_Task requirements_: Repeat all entries exactly.

(Figure record extracts)

--- BEGIN ---

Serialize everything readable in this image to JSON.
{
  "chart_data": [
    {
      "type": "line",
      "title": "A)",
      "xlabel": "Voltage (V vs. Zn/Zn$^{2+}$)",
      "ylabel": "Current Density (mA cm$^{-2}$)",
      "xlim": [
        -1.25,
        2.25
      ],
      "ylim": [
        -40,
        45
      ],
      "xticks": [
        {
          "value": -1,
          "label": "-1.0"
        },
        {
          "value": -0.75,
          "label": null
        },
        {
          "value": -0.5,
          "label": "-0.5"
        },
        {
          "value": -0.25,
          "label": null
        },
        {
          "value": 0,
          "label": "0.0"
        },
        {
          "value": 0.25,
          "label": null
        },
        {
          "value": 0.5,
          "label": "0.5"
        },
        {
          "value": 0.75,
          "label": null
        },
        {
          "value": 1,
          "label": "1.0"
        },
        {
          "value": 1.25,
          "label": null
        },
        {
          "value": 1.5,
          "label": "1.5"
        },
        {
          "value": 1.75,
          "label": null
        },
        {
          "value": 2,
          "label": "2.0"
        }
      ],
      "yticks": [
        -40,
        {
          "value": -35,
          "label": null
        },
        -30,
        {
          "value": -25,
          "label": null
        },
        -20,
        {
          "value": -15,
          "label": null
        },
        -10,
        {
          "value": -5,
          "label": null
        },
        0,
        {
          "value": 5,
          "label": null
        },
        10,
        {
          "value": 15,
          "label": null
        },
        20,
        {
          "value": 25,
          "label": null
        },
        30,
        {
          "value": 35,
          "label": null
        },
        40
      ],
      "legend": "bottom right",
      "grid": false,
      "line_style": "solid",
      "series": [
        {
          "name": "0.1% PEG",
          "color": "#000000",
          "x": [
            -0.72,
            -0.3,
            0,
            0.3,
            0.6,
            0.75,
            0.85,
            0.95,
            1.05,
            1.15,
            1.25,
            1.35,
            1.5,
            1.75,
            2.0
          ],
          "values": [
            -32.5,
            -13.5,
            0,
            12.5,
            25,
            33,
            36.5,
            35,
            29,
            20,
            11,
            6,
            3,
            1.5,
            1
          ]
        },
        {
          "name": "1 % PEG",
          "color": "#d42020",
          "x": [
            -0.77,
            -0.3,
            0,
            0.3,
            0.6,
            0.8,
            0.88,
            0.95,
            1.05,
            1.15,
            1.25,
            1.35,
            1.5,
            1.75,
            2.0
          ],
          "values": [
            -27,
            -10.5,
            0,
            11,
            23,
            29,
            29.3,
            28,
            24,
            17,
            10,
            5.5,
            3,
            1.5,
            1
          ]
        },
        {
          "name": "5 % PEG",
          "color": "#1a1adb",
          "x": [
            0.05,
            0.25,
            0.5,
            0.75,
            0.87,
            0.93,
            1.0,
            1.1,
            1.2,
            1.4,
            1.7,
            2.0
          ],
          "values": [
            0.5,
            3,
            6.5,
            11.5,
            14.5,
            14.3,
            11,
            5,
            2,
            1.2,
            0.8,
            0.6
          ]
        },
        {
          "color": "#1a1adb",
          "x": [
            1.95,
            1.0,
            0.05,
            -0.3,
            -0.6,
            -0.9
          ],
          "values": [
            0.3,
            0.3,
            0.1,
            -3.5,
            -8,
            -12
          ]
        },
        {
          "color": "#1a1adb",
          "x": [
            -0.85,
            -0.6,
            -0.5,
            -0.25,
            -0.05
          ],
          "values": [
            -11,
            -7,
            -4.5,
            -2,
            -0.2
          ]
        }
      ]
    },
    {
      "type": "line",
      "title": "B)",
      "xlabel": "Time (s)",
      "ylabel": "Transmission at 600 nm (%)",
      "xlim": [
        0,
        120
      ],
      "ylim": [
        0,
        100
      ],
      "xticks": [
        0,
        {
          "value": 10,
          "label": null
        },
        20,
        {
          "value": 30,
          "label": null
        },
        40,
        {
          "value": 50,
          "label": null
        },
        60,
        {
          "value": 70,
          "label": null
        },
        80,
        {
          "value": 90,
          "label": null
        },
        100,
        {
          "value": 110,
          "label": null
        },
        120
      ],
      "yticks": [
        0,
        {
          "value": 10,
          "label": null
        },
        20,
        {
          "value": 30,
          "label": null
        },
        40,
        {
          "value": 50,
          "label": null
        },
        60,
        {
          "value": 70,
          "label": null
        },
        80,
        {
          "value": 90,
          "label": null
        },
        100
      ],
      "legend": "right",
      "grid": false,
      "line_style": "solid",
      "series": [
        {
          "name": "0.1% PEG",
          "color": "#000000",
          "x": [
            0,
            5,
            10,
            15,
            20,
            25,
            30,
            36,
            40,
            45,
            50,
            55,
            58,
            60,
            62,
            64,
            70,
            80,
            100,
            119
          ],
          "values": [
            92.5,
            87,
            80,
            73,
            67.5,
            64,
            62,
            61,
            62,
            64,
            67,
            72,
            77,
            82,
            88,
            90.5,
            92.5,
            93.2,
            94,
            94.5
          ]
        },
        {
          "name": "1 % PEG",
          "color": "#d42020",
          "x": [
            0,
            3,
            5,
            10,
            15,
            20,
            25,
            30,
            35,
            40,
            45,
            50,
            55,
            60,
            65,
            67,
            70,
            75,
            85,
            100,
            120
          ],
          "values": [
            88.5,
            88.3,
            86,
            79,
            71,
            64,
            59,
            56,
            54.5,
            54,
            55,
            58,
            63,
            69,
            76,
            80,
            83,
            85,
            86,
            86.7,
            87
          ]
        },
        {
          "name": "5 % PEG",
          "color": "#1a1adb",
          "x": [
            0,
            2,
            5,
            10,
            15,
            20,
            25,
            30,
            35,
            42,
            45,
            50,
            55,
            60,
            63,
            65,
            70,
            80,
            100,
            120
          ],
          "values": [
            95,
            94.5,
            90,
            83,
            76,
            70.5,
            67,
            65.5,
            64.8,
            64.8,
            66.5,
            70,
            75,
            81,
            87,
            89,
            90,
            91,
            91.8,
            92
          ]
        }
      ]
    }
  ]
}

--- END ---

_Correct response_:
Serialize everything readable in this image to JSON.
{
  "chart_data": [
    {
      "type": "line",
      "title": "A)",
      "xlabel": "Voltage (V vs. Zn/Zn$^{2+}$)",
      "ylabel": "Current Density (mA cm$^{-2}$)",
      "xlim": [
        -1.25,
        2.25
      ],
      "ylim": [
        -40,
        45
      ],
      "xticks": [
        {
          "value": -1,
          "label": "-1.0"
        },
        {
          "value": -0.75,
          "label": null
        },
        {
          "value": -0.5,
          "label": "-0.5"
        },
        {
          "value": -0.25,
          "label": null
        },
        {
          "value": 0,
          "label": "0.0"
        },
        {
          "value": 0.25,
          "label": null
        },
        {
          "value": 0.5,
          "label": "0.5"
        },
        {
          "value": 0.75,
          "label": null
        },
        {
          "value": 1,
          "label": "1.0"
        },
        {
          "value": 1.25,
          "label": null
        },
        {
          "value": 1.5,
          "label": "1.5"
        },
        {
          "value": 1.75,
          "label": null
        },
        {
          "value": 2,
          "label": "2.0"
        }
      ],
      "yticks": [
        -40,
        {
          "value": -35,
          "label": null
        },
        -30,
        {
          "value": -25,
          "label": null
        },
        -20,
        {
          "value": -15,
          "label": null
        },
        -10,
        {
          "value": -5,
          "label": null
        },
        0,
        {
          "value": 5,
          "label": null
        },
        10,
        {
          "value": 15,
          "label": null
        },
        20,
        {
          "value": 25,
          "label": null
        },
        30,
        {
          "value": 35,
          "label": null
        },
        40
      ],
      "legend": "bottom right",
      "grid": false,
      "line_style": "solid",
      "series": [
        {
          "name": "0.1% PEG",
          "color": "#000000",
          "x": [
            -0.72,
            -0.3,
            0,
            0.3,
            0.6,
            0.75,
            0.85,
            0.95,
            1.05,
            1.15,
            1.25,
            1.35,
            1.5,
            1.75,
            2.0
          ],
          "values": [
            -32.5,
            -13.5,
            0,
            12.5,
            25,
            33,
            36.5,
            35,
            29,
            20,
            11,
            6,
            3,
            1.5,
            1
          ]
        },
        {
          "name": "1 % PEG",
          "color": "#d42020",
          "x": [
            -0.77,
            -0.3,
            0,
            0.3,
            0.6,
            0.8,
            0.88,
            0.95,
            1.05,
            1.15,
            1.25,
            1.35,
            1.5,
            1.75,
            2.0
          ],
          "values": [
            -27,
            -10.5,
            0,
            11,
            23,
            29,
            29.3,
            28,
            24,
            17,
            10,
            5.5,
            3,
            1.5,
            1
          ]
        },
        {
          "name": "5 % PEG",
          "color": "#1a1adb",
          "x": [
            0.05,
            0.25,
            0.5,
            0.75,
            0.87,
            0.93,
            1.0,
            1.1,
            1.2,
            1.4,
            1.7,
            2.0
          ],
          "values": [
            0.5,
            3,
            6.5,
            11.5,
            14.5,
            14.3,
            11,
            5,
            2,
            1.2,
            0.8,
            0.6
          ]
        },
        {
          "color": "#1a1adb",
          "x": [
            1.95,
            1.0,
            0.05,
            -0.3,
            -0.6,
            -0.9
          ],
          "values": [
            0.3,
            0.3,
            0.1,
            -3.5,
            -8,
            -12
          ]
        },
        {
          "color": "#1a1adb",
          "x": [
            -0.85,
            -0.6,
            -0.5,
            -0.25,
            -0.05
          ],
          "values": [
            -11,
            -7,
            -4.5,
            -2,
            -0.2
          ]
        }
      ]
    },
    {
      "type": "line",
      "title": "B)",
      "xlabel": "Time (s)",
      "ylabel": "Transmission at 600 nm (%)",
      "xlim": [
        0,
        120
      ],
      "ylim": [
        0,
        100
      ],
      "xticks": [
        0,
        {
          "value": 10,
          "label": null
        },
        20,
        {
          "value": 30,
          "label": null
        },
        40,
        {
          "value": 50,
          "label": null
        },
        60,
        {
          "value": 70,
          "label": null
        },
        80,
        {
          "value": 90,
          "label": null
        },
        100,
        {
          "value": 110,
          "label": null
        },
        120
      ],
      "yticks": [
        0,
        {
          "value": 10,
          "label": null
        },
        20,
        {
          "value": 30,
          "label": null
        },
        40,
        {
          "value": 50,
          "label": null
        },
        60,
        {
          "value": 70,
          "label": null
        },
        80,
        {
          "value": 90,
          "label": null
        },
        100
      ],
      "legend": "right",
      "grid": false,
      "line_style": "solid",
      "series": [
        {
          "name": "0.1% PEG",
          "color": "#000000",
          "x": [
            0,
            5,
            10,
            15,
            20,
            25,
            30,
            36,
            40,
            45,
            50,
            55,
            58,
            60,
            62,
            64,
            70,
            80,
            100,
            119
          ],
          "values": [
            92.5,
            87,
            80,
            73,
            67.5,
            64,
            62,
            61,
            62,
            64,
            67,
            72,
            77,
            82,
            88,
            90.5,
            92.5,
            93.2,
            94,
            94.5
          ]
        },
        {
          "name": "1 % PEG",
          "color": "#d42020",
          "x": [
            0,
            3,
            5,
            10,
            15,
            20,
            25,
            30,
            35,
            40,
            45,
            50,
            55,
            60,
            65,
            67,
            70,
            75,
            85,
            100,
            120
          ],
          "values": [
            88.5,
            88.3,
            86,
            79,
            71,
            64,
            59,
            56,
            54.5,
            54,
            55,
            58,
            63,
            69,
            76,
            80,
            83,
            85,
            86,
            86.7,
            87
          ]
        },
        {
          "name": "5 % PEG",
          "color": "#1a1adb",
          "x": [
            0,
            2,
            5,
            10,
            15,
            20,
            25,
            30,
            35,
            42,
            45,
            50,
            55,
            60,
            63,
            65,
            70,
            80,
            100,
            120
          ],
          "values": [
            95,
            94.5,
            90,
            83,
            76,
            70.5,
            67,
            65.5,
            64.8,
            64.8,
            66.5,
            70,
            75,
            81,
            87,
            89,
            90,
            91,
            91.8,
            92
          ]
        }
      ]
    }
  ]
}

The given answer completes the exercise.